Your objective = Copy out each line of the material below with no changes.

Exercise inputs =
Start
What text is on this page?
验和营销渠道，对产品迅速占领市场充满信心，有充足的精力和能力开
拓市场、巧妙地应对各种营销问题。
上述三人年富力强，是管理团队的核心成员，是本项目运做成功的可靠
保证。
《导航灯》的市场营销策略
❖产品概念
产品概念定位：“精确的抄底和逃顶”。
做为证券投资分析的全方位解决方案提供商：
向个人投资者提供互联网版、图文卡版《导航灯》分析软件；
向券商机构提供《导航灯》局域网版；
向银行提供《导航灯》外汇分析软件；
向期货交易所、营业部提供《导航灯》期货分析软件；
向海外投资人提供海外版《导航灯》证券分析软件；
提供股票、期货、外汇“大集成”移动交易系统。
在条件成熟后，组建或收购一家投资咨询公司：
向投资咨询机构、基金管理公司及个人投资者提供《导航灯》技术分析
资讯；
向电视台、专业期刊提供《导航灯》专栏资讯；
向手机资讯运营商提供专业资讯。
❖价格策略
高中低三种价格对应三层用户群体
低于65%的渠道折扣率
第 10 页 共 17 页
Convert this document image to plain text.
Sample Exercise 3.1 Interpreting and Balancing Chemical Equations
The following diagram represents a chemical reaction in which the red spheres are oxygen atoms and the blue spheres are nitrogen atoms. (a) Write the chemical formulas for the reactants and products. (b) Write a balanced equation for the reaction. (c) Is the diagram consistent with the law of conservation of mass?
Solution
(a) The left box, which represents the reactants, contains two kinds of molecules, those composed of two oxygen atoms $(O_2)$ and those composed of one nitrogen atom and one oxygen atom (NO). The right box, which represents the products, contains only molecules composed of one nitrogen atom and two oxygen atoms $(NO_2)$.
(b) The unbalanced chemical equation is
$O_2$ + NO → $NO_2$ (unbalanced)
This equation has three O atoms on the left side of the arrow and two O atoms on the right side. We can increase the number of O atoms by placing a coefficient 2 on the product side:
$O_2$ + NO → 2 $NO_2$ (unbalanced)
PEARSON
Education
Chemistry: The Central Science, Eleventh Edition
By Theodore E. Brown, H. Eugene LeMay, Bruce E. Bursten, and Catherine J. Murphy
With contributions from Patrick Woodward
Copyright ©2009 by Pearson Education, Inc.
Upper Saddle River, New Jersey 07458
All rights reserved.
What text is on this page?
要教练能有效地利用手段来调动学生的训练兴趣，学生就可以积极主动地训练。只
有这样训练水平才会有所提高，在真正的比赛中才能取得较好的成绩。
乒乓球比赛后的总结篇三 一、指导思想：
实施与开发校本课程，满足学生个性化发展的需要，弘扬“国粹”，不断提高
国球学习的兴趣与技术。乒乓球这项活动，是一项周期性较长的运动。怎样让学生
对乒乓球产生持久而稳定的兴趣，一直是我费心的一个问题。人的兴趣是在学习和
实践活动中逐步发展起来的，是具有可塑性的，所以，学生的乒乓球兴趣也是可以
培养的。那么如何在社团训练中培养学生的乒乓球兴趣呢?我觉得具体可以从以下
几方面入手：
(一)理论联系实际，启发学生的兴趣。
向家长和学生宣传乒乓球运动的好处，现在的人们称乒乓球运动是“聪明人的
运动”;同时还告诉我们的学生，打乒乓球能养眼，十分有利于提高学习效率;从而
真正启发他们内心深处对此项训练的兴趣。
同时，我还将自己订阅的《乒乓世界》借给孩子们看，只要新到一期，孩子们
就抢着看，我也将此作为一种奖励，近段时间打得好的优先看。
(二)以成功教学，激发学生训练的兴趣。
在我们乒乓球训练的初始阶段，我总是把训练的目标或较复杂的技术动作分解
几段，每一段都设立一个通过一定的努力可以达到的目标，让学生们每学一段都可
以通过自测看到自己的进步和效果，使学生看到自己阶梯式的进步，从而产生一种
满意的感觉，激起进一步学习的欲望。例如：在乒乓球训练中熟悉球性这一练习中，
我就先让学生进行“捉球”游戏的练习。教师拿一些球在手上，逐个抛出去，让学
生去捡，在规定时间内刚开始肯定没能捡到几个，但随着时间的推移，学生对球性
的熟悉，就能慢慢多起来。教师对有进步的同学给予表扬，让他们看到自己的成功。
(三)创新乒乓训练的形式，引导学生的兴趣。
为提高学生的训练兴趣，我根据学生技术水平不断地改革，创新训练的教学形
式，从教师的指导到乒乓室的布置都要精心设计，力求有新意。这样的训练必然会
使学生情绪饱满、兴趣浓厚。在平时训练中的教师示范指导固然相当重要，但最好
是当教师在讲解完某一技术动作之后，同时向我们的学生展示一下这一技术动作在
End
Exercise output =
What text is on this page?
验和营销渠道，对产品迅速占领市场充满信心，有充足的精力和能力开
拓市场、巧妙地应对各种营销问题。
上述三人年富力强，是管理团队的核心成员，是本项目运做成功的可靠
保证。
《导航灯》的市场营销策略
❖产品概念
产品概念定位：“精确的抄底和逃顶”。
做为证券投资分析的全方位解决方案提供商：
向个人投资者提供互联网版、图文卡版《导航灯》分析软件；
向券商机构提供《导航灯》局域网版；
向银行提供《导航灯》外汇分析软件；
向期货交易所、营业部提供《导航灯》期货分析软件；
向海外投资人提供海外版《导航灯》证券分析软件；
提供股票、期货、外汇“大集成”移动交易系统。
在条件成熟后，组建或收购一家投资咨询公司：
向投资咨询机构、基金管理公司及个人投资者提供《导航灯》技术分析
资讯；
向电视台、专业期刊提供《导航灯》专栏资讯；
向手机资讯运营商提供专业资讯。
❖价格策略
高中低三种价格对应三层用户群体
低于65%的渠道折扣率
第 10 页 共 17 页
Convert this document image to plain text.
Sample Exercise 3.1 Interpreting and Balancing Chemical Equations
The following diagram represents a chemical reaction in which the red spheres are oxygen atoms and the blue spheres are nitrogen atoms. (a) Write the chemical formulas for the reactants and products. (b) Write a balanced equation for the reaction. (c) Is the diagram consistent with the law of conservation of mass?
Solution
(a) The left box, which represents the reactants, contains two kinds of molecules, those composed of two oxygen atoms $(O_2)$ and those composed of one nitrogen atom and one oxygen atom (NO). The right box, which represents the products, contains only molecules composed of one nitrogen atom and two oxygen atoms $(NO_2)$.
(b) The unbalanced chemical equation is
$O_2$ + NO → $NO_2$ (unbalanced)
This equation has three O atoms on the left side of the arrow and two O atoms on the right side. We can increase the number of O atoms by placing a coefficient 2 on the product side:
$O_2$ + NO → 2 $NO_2$ (unbalanced)
PEARSON
Education
Chemistry: The Central Science, Eleventh Edition
By Theodore E. Brown, H. Eugene LeMay, Bruce E. Bursten, and Catherine J. Murphy
With contributions from Patrick Woodward
Copyright ©2009 by Pearson Education, Inc.
Upper Saddle River, New Jersey 07458
All rights reserved.
What text is on this page?
要教练能有效地利用手段来调动学生的训练兴趣，学生就可以积极主动地训练。只
有这样训练水平才会有所提高，在真正的比赛中才能取得较好的成绩。
乒乓球比赛后的总结篇三 一、指导思想：
实施与开发校本课程，满足学生个性化发展的需要，弘扬“国粹”，不断提高
国球学习的兴趣与技术。乒乓球这项活动，是一项周期性较长的运动。怎样让学生
对乒乓球产生持久而稳定的兴趣，一直是我费心的一个问题。人的兴趣是在学习和
实践活动中逐步发展起来的，是具有可塑性的，所以，学生的乒乓球兴趣也是可以
培养的。那么如何在社团训练中培养学生的乒乓球兴趣呢?我觉得具体可以从以下
几方面入手：
(一)理论联系实际，启发学生的兴趣。
向家长和学生宣传乒乓球运动的好处，现在的人们称乒乓球运动是“聪明人的
运动”;同时还告诉我们的学生，打乒乓球能养眼，十分有利于提高学习效率;从而
真正启发他们内心深处对此项训练的兴趣。
同时，我还将自己订阅的《乒乓世界》借给孩子们看，只要新到一期，孩子们
就抢着看，我也将此作为一种奖励，近段时间打得好的优先看。
(二)以成功教学，激发学生训练的兴趣。
在我们乒乓球训练的初始阶段，我总是把训练的目标或较复杂的技术动作分解
几段，每一段都设立一个通过一定的努力可以达到的目标，让学生们每学一段都可
以通过自测看到自己的进步和效果，使学生看到自己阶梯式的进步，从而产生一种
满意的感觉，激起进一步学习的欲望。例如：在乒乓球训练中熟悉球性这一练习中，
我就先让学生进行“捉球”游戏的练习。教师拿一些球在手上，逐个抛出去，让学
生去捡，在规定时间内刚开始肯定没能捡到几个，但随着时间的推移，学生对球性
的熟悉，就能慢慢多起来。教师对有进步的同学给予表扬，让他们看到自己的成功。
(三)创新乒乓训练的形式，引导学生的兴趣。
为提高学生的训练兴趣，我根据学生技术水平不断地改革，创新训练的教学形
式，从教师的指导到乒乓室的布置都要精心设计，力求有新意。这样的训练必然会
使学生情绪饱满、兴趣浓厚。在平时训练中的教师示范指导固然相当重要，但最好
是当教师在讲解完某一技术动作之后，同时向我们的学生展示一下这一技术动作在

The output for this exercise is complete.